> _Given exercise_:
Each line of the material must be repeated precisely, with the pictures left out.

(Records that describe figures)
---+---

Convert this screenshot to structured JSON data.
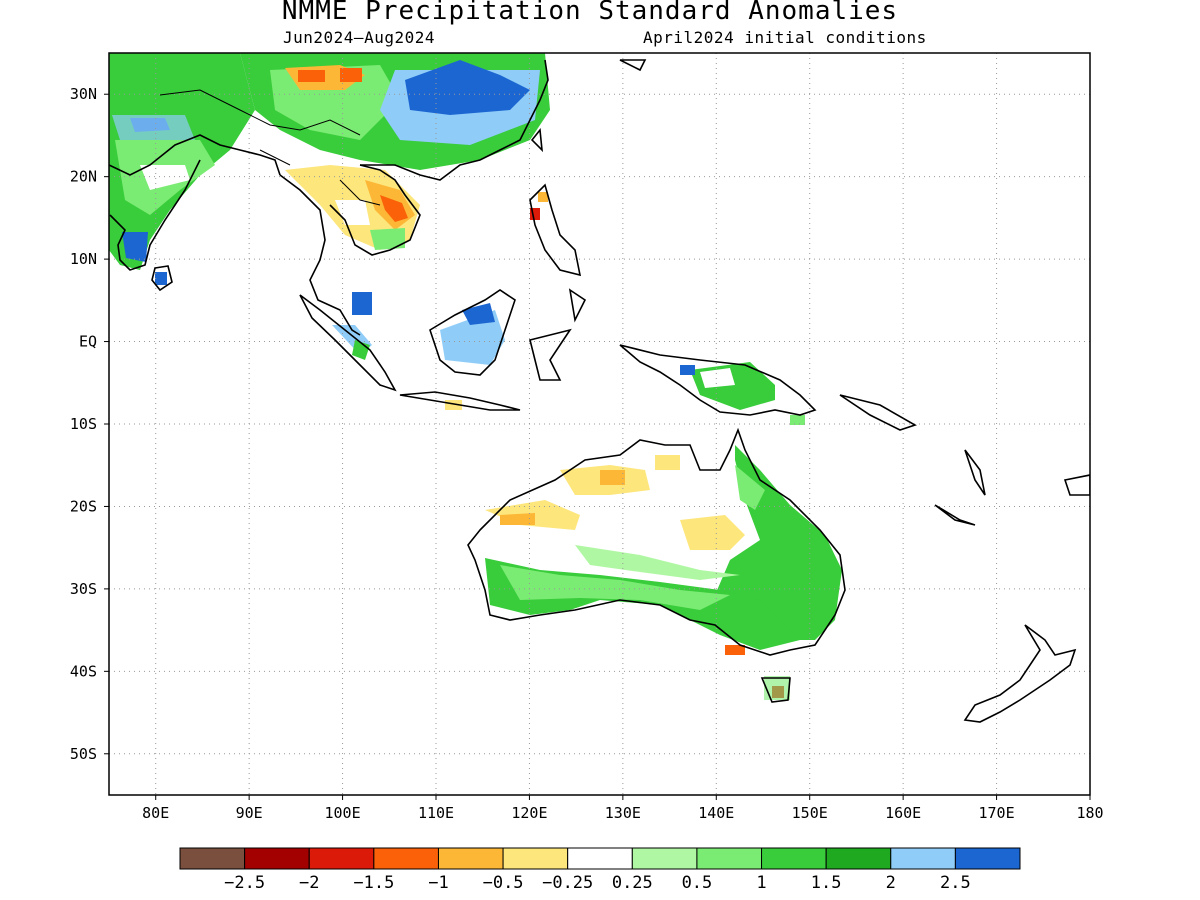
{
  "title": "NMME Precipitation Standard Anomalies",
  "period": "Jun2024–Aug2024",
  "initial_conditions": "April2024 initial conditions",
  "map": {
    "projection": "lat-lon",
    "lon_range": [
      75,
      180
    ],
    "lat_range": [
      -55,
      35
    ],
    "lat_ticks": [
      {
        "value": 30,
        "label": "30N"
      },
      {
        "value": 20,
        "label": "20N"
      },
      {
        "value": 10,
        "label": "10N"
      },
      {
        "value": 0,
        "label": "EQ"
      },
      {
        "value": -10,
        "label": "10S"
      },
      {
        "value": -20,
        "label": "20S"
      },
      {
        "value": -30,
        "label": "30S"
      },
      {
        "value": -40,
        "label": "40S"
      },
      {
        "value": -50,
        "label": "50S"
      }
    ],
    "lon_ticks": [
      {
        "value": 80,
        "label": "80E"
      },
      {
        "value": 90,
        "label": "90E"
      },
      {
        "value": 100,
        "label": "100E"
      },
      {
        "value": 110,
        "label": "110E"
      },
      {
        "value": 120,
        "label": "120E"
      },
      {
        "value": 130,
        "label": "130E"
      },
      {
        "value": 140,
        "label": "140E"
      },
      {
        "value": 150,
        "label": "150E"
      },
      {
        "value": 160,
        "label": "160E"
      },
      {
        "value": 170,
        "label": "170E"
      },
      {
        "value": 180,
        "label": "180"
      }
    ],
    "grid": "dotted"
  },
  "colorbar": {
    "colors": [
      "#7a4f3e",
      "#a30000",
      "#dc1a0a",
      "#fa6108",
      "#fcb737",
      "#fde67c",
      "#ffffff",
      "#b0f7a3",
      "#7bec73",
      "#39cc3b",
      "#1ea921",
      "#8fcdf8",
      "#1c66d2"
    ],
    "labels": [
      "−2.5",
      "−2",
      "−1.5",
      "−1",
      "−0.5",
      "−0.25",
      "0.25",
      "0.5",
      "1",
      "1.5",
      "2",
      "2.5"
    ]
  }
}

---+---

> _Answer to this problem_:
Convert this screenshot to structured JSON data.
{
  "title": "NMME Precipitation Standard Anomalies",
  "period": "Jun2024–Aug2024",
  "initial_conditions": "April2024 initial conditions",
  "map": {
    "projection": "lat-lon",
    "lon_range": [
      75,
      180
    ],
    "lat_range": [
      -55,
      35
    ],
    "lat_ticks": [
      {
        "value": 30,
        "label": "30N"
      },
      {
        "value": 20,
        "label": "20N"
      },
      {
        "value": 10,
        "label": "10N"
      },
      {
        "value": 0,
        "label": "EQ"
      },
      {
        "value": -10,
        "label": "10S"
      },
      {
        "value": -20,
        "label": "20S"
      },
      {
        "value": -30,
        "label": "30S"
      },
      {
        "value": -40,
        "label": "40S"
      },
      {
        "value": -50,
        "label": "50S"
      }
    ],
    "lon_ticks": [
      {
        "value": 80,
        "label": "80E"
      },
      {
        "value": 90,
        "label": "90E"
      },
      {
        "value": 100,
        "label": "100E"
      },
      {
        "value": 110,
        "label": "110E"
      },
      {
        "value": 120,
        "label": "120E"
      },
      {
        "value": 130,
        "label": "130E"
      },
      {
        "value": 140,
        "label": "140E"
      },
      {
        "value": 150,
        "label": "150E"
      },
      {
        "value": 160,
        "label": "160E"
      },
      {
        "value": 170,
        "label": "170E"
      },
      {
        "value": 180,
        "label": "180"
      }
    ],
    "grid": "dotted"
  },
  "colorbar": {
    "colors": [
      "#7a4f3e",
      "#a30000",
      "#dc1a0a",
      "#fa6108",
      "#fcb737",
      "#fde67c",
      "#ffffff",
      "#b0f7a3",
      "#7bec73",
      "#39cc3b",
      "#1ea921",
      "#8fcdf8",
      "#1c66d2"
    ],
    "labels": [
      "−2.5",
      "−2",
      "−1.5",
      "−1",
      "−0.5",
      "−0.25",
      "0.25",
      "0.5",
      "1",
      "1.5",
      "2",
      "2.5"
    ]
  }
}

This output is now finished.